§ PROBLEM DETAILS:
Tally the lines of the listing that contain the string "Amano". Give the number and nothing else.

Raw records
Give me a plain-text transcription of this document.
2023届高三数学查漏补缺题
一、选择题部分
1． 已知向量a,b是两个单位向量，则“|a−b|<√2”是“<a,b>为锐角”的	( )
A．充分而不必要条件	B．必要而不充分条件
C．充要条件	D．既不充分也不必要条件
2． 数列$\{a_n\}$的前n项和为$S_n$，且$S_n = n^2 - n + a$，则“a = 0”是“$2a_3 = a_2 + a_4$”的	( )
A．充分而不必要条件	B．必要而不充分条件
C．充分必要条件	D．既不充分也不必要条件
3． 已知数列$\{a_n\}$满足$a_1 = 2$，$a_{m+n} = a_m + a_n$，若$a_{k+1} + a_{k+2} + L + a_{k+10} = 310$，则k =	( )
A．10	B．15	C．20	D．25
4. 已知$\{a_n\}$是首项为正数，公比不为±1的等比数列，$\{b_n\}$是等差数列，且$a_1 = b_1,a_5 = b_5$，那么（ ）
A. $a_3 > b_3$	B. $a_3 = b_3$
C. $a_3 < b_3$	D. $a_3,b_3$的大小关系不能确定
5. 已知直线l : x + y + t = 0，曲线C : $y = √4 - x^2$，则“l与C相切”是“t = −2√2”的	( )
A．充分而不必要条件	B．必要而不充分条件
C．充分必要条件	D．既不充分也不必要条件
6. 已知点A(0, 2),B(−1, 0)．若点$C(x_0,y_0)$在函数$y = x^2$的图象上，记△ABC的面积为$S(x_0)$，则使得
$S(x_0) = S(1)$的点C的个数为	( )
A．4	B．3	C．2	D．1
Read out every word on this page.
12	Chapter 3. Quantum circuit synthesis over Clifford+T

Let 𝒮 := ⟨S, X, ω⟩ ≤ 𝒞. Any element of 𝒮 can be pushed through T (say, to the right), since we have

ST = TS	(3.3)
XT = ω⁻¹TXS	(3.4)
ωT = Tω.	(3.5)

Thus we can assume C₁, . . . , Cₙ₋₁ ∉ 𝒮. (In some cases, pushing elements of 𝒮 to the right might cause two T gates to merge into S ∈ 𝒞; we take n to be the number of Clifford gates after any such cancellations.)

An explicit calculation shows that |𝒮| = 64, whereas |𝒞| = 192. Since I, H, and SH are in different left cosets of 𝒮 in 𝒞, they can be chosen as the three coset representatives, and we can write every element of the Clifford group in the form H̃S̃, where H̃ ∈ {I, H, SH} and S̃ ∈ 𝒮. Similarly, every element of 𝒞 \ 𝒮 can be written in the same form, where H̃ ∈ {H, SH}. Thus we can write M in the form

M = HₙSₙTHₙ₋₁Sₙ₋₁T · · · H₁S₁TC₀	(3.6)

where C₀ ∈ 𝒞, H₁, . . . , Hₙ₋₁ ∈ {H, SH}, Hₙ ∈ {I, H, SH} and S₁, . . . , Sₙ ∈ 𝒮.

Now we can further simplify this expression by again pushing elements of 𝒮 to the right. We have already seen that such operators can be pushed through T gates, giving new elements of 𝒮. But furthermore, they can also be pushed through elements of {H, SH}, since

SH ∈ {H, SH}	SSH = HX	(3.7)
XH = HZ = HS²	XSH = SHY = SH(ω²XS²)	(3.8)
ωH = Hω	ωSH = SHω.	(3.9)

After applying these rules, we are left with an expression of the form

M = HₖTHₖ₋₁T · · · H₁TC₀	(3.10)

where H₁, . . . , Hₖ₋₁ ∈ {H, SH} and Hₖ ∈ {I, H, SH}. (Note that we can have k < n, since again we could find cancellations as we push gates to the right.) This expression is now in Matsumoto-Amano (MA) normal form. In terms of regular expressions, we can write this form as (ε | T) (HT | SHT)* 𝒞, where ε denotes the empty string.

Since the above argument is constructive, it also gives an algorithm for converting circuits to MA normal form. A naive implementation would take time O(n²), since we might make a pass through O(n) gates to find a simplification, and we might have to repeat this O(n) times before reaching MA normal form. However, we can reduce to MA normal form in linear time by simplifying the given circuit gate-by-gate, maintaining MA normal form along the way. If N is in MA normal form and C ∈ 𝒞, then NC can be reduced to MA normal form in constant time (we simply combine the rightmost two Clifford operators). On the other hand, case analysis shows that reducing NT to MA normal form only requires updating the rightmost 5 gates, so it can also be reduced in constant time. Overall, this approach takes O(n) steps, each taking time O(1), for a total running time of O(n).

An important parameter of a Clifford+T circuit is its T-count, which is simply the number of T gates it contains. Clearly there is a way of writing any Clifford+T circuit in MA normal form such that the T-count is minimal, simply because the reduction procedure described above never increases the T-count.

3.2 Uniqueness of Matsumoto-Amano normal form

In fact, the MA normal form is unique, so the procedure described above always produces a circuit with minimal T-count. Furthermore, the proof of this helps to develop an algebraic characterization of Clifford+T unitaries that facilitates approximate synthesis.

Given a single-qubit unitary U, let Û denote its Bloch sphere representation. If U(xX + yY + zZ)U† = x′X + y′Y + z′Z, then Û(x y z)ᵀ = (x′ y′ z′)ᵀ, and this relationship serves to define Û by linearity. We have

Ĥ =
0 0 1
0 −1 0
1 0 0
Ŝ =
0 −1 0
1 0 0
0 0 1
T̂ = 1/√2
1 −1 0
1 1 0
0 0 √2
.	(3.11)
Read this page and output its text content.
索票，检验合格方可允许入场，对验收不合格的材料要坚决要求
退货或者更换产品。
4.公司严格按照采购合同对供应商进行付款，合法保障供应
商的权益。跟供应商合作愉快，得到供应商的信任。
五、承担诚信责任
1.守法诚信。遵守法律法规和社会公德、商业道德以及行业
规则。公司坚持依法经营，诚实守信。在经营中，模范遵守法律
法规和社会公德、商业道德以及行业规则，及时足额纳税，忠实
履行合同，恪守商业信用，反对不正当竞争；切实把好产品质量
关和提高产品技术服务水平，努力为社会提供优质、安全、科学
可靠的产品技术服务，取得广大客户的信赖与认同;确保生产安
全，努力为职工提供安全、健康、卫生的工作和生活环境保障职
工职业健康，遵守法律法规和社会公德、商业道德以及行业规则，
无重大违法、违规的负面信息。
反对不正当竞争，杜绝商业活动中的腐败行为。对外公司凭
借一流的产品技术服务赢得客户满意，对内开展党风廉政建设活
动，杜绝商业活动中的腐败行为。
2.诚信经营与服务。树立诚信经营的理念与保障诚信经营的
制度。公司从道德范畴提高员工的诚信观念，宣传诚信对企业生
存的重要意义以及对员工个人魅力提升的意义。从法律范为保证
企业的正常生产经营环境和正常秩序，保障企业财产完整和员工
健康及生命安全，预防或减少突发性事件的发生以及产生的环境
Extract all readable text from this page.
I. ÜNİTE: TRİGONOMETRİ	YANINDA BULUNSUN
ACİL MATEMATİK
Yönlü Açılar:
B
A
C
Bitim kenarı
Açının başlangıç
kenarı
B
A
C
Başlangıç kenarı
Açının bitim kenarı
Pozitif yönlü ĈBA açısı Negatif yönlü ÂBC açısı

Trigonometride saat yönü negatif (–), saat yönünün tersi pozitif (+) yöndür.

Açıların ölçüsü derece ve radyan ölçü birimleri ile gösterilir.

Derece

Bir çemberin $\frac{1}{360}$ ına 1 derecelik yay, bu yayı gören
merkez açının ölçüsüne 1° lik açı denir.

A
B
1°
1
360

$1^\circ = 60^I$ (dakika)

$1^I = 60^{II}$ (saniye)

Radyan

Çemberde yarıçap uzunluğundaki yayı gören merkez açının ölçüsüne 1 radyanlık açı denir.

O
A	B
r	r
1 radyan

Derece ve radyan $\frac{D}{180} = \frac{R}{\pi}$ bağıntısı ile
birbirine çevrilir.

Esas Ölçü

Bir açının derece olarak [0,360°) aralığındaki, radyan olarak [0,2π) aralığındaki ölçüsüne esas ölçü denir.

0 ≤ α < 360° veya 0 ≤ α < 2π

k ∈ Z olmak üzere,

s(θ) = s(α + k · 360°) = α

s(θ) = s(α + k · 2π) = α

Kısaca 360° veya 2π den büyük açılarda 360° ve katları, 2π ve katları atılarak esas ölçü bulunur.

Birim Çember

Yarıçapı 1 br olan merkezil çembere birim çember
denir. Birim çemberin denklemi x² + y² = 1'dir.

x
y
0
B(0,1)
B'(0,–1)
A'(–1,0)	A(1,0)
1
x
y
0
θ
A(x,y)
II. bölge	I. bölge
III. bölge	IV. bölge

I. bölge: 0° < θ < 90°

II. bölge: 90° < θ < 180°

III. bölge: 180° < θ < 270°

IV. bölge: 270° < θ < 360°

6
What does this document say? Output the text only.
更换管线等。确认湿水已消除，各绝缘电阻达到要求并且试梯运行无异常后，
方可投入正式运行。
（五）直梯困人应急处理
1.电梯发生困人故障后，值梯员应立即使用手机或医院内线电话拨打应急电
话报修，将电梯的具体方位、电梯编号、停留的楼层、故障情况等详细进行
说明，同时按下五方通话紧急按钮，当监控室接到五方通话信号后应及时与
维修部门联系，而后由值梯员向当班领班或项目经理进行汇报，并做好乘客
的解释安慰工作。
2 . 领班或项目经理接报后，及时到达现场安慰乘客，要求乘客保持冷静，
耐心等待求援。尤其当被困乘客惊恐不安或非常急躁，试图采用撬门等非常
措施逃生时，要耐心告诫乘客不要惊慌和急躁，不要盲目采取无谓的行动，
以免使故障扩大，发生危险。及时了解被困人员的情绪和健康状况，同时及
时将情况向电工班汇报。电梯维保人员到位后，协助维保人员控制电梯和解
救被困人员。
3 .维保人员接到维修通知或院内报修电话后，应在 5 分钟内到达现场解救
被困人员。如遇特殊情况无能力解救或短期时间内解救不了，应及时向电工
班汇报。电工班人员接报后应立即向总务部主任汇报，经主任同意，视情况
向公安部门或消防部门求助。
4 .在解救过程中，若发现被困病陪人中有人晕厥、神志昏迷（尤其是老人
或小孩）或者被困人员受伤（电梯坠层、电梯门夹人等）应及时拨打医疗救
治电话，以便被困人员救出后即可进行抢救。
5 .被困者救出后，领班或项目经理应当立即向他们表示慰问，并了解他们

§ FINISHED TASK:
2